● **TASK INPUT**:
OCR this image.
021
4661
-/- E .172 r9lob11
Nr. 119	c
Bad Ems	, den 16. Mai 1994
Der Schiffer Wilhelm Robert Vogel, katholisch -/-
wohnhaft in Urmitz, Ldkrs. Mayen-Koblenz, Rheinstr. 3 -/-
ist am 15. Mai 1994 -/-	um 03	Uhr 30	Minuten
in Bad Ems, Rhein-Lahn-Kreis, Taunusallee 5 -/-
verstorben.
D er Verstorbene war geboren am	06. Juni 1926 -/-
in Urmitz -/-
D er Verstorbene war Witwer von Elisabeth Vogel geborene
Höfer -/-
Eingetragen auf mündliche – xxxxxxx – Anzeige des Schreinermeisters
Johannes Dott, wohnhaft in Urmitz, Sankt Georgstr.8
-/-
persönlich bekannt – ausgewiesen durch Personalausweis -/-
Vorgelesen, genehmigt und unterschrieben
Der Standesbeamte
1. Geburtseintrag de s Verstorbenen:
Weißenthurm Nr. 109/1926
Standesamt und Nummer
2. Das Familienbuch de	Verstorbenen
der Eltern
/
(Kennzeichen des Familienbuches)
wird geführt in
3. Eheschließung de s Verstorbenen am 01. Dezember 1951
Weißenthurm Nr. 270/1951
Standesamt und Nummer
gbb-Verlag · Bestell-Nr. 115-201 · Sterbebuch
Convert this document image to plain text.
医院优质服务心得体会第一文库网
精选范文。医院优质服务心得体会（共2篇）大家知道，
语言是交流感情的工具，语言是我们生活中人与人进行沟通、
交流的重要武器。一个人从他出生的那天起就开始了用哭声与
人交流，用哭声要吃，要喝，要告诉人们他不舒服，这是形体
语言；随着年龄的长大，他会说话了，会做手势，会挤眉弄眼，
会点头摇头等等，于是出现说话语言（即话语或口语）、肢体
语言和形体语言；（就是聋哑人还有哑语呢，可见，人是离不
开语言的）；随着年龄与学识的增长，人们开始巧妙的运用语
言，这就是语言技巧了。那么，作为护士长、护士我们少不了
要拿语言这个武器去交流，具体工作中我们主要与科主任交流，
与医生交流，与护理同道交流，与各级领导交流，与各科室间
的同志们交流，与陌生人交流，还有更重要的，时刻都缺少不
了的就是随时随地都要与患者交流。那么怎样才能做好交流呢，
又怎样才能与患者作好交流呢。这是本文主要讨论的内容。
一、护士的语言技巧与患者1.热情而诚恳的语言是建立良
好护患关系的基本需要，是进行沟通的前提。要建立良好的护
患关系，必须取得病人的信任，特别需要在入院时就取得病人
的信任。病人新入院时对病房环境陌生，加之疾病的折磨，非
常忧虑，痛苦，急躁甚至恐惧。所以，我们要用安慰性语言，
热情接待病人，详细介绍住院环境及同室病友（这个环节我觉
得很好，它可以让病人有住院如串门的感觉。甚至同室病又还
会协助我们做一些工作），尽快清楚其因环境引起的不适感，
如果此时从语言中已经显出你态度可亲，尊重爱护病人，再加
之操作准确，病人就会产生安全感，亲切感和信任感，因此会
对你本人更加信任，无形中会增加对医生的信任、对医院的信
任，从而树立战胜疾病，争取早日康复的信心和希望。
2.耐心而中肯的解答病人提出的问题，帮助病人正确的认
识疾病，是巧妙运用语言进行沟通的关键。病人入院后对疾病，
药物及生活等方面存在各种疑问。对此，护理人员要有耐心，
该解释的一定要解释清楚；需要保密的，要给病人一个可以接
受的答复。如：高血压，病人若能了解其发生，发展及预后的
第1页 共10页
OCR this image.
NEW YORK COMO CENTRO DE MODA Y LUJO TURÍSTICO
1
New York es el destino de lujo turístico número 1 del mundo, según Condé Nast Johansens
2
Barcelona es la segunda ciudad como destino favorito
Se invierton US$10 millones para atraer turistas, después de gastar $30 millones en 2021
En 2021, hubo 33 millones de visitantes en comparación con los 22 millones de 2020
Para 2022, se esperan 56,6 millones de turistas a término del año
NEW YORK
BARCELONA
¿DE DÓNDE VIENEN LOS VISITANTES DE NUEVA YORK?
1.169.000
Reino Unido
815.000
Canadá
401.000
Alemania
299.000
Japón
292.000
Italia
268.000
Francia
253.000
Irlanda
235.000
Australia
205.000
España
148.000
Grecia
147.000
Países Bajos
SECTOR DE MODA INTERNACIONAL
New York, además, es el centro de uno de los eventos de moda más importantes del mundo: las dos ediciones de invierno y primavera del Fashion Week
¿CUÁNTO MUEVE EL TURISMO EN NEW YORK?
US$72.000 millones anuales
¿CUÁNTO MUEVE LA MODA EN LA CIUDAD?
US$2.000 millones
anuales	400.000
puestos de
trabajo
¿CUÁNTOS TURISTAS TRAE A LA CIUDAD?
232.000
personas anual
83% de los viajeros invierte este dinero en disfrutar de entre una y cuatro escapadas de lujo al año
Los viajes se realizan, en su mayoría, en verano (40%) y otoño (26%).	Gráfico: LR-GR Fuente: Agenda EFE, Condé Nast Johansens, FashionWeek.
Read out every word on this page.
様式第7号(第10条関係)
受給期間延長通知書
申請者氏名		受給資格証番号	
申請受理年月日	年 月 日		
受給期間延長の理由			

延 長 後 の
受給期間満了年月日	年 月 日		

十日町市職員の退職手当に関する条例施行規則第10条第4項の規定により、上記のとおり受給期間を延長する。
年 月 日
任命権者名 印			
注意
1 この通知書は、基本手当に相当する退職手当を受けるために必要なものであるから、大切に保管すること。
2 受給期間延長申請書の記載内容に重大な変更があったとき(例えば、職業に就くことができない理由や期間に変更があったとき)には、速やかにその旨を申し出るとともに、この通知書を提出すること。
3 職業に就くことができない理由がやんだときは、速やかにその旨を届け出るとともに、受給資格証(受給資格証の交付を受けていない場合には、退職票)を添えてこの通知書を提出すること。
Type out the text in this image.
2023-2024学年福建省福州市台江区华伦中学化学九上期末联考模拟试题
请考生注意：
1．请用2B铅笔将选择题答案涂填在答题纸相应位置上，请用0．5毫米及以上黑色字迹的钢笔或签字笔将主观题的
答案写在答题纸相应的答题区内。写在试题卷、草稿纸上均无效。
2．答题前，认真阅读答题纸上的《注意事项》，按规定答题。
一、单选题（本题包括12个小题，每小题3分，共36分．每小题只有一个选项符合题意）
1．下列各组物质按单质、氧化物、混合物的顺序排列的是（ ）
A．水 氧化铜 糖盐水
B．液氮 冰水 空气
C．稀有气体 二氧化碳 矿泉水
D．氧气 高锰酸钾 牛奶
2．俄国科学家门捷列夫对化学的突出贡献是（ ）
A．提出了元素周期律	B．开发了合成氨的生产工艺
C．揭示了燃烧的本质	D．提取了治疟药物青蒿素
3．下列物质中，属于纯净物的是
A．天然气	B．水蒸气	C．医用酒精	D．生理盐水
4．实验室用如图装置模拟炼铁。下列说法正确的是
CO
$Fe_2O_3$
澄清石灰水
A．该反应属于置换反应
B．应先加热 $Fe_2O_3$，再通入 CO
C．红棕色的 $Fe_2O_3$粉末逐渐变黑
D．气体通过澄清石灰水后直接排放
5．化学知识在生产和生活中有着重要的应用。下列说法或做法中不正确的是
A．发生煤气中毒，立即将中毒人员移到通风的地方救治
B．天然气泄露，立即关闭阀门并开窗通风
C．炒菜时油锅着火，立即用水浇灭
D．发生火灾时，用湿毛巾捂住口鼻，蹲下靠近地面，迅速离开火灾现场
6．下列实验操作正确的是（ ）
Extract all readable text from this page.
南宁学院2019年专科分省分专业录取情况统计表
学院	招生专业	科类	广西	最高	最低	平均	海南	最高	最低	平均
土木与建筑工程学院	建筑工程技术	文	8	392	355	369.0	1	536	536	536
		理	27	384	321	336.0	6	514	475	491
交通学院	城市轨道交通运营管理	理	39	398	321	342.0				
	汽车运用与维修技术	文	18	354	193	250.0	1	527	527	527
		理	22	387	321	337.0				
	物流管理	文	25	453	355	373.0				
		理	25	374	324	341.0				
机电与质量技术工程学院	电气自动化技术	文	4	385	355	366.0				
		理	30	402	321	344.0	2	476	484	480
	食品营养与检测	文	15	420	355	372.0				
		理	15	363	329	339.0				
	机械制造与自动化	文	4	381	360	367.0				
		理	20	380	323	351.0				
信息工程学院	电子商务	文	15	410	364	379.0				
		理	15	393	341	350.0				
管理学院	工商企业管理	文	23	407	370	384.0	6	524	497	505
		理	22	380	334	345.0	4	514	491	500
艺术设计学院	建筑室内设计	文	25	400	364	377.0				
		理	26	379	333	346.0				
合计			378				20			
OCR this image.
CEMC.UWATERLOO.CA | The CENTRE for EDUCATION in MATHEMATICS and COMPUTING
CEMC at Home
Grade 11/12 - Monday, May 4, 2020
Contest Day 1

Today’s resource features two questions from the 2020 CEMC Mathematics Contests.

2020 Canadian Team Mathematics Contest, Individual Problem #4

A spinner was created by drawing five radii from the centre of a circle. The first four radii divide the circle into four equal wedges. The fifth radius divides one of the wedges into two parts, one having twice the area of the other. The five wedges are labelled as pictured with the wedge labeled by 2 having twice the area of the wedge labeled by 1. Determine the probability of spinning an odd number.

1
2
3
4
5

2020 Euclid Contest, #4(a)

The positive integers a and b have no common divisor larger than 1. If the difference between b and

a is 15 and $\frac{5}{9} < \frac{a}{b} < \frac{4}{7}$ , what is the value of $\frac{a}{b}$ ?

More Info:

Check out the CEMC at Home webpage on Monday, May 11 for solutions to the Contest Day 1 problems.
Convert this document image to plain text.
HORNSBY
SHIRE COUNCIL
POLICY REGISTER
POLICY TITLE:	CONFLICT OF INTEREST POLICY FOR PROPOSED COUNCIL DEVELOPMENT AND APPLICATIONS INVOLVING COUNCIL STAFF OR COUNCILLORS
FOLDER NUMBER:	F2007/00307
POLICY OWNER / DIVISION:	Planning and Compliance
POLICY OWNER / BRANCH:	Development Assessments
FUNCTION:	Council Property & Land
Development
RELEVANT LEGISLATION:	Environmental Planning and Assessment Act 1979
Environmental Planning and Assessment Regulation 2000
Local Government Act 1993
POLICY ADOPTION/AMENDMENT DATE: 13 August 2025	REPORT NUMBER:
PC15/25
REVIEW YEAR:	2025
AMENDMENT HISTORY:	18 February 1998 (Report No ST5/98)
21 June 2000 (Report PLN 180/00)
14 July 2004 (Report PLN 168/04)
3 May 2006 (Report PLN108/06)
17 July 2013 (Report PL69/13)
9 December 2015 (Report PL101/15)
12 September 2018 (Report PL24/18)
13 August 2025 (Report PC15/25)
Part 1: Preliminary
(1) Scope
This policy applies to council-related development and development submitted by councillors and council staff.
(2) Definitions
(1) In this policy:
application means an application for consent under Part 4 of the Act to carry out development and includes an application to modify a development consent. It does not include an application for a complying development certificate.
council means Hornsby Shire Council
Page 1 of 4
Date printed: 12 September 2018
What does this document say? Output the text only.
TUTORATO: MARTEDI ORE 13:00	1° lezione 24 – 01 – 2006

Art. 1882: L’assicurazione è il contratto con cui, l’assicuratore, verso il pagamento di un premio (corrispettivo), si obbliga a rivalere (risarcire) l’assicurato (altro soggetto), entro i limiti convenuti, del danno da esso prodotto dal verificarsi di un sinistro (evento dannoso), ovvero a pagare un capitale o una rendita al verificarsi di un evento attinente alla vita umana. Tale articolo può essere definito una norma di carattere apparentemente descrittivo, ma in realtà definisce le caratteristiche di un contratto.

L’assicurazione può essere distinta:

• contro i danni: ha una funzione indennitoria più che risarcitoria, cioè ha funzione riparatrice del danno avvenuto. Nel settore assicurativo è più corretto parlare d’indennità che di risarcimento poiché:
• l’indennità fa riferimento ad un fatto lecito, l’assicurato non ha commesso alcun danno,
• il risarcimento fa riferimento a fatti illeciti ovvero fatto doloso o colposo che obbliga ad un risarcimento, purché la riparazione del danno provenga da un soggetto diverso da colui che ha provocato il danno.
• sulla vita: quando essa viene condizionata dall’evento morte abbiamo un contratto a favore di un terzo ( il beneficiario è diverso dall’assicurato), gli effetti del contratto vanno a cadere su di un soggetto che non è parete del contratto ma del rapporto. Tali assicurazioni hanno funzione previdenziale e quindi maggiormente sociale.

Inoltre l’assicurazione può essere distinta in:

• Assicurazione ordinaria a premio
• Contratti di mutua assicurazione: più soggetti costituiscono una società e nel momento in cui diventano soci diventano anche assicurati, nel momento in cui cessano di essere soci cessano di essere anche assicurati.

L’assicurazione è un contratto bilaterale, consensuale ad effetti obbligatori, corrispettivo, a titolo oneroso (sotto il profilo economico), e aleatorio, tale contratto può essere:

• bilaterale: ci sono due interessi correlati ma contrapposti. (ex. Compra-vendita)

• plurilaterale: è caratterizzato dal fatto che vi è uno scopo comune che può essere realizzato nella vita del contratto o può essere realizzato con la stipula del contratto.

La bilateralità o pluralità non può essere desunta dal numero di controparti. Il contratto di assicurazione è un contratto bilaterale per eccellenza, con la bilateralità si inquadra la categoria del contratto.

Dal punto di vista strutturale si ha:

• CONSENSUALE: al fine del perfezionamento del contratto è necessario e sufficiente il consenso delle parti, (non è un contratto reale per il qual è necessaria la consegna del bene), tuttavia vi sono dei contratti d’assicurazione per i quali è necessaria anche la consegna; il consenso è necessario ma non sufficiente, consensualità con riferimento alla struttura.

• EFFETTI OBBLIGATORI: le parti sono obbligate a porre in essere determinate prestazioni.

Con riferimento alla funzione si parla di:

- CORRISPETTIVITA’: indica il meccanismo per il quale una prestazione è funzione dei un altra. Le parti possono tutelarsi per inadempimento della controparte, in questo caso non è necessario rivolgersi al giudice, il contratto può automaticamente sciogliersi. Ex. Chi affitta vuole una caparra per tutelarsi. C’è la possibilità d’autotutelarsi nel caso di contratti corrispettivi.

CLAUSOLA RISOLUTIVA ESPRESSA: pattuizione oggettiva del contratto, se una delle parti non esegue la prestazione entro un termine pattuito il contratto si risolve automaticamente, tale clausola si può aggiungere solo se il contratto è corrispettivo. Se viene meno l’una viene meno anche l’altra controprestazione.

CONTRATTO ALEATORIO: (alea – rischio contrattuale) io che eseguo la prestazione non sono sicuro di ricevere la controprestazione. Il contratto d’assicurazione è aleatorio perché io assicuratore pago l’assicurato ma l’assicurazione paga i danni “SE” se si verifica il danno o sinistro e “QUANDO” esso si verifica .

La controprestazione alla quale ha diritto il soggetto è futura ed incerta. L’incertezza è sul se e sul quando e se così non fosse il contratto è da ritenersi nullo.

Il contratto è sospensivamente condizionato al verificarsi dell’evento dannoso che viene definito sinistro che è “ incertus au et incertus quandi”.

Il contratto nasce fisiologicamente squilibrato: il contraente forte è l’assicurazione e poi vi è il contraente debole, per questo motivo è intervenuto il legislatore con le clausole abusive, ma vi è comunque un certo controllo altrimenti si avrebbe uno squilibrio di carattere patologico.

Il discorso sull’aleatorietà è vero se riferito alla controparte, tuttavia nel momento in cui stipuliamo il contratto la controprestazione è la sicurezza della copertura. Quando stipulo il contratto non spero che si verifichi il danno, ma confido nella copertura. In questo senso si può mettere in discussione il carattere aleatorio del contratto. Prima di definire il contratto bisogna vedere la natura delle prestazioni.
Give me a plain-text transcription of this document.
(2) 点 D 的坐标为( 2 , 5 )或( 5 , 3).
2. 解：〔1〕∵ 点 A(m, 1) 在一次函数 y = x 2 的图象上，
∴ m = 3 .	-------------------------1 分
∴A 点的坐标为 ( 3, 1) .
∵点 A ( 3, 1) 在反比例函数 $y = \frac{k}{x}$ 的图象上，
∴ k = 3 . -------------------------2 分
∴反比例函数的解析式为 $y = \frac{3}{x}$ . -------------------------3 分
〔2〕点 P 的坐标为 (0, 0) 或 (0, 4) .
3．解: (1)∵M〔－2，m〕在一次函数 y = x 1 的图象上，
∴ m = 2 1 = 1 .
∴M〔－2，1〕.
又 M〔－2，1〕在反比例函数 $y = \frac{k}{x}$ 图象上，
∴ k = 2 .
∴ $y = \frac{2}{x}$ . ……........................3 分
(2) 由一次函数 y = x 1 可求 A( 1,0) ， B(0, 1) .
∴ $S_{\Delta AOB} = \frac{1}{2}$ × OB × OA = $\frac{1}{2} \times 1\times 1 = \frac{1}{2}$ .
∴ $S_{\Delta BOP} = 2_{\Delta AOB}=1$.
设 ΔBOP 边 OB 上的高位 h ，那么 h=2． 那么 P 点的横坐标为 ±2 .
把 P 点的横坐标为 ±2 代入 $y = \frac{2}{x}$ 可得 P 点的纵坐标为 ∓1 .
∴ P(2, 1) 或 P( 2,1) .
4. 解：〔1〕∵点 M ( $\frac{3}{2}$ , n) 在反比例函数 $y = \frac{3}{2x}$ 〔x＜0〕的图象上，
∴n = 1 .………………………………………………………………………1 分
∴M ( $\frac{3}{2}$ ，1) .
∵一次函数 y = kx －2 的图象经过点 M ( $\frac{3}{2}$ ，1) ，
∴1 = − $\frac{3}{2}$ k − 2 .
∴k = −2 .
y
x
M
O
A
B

● **WHAT THE TASK ASKS**: Extract each line from the listing that holds the word "在反比例函数".

● **ANSWER TO THIS EXERCISE**:
∵点 A ( 3, 1) 在反比例函数 $y = \frac{k}{x}$ 的图象上，
又 M〔－2，1〕在反比例函数 $y = \frac{k}{x}$ 图象上，
4. 解：〔1〕∵点 M ( $\frac{3}{2}$ , n) 在反比例函数 $y = \frac{3}{2x}$ 〔x＜0〕的图象上，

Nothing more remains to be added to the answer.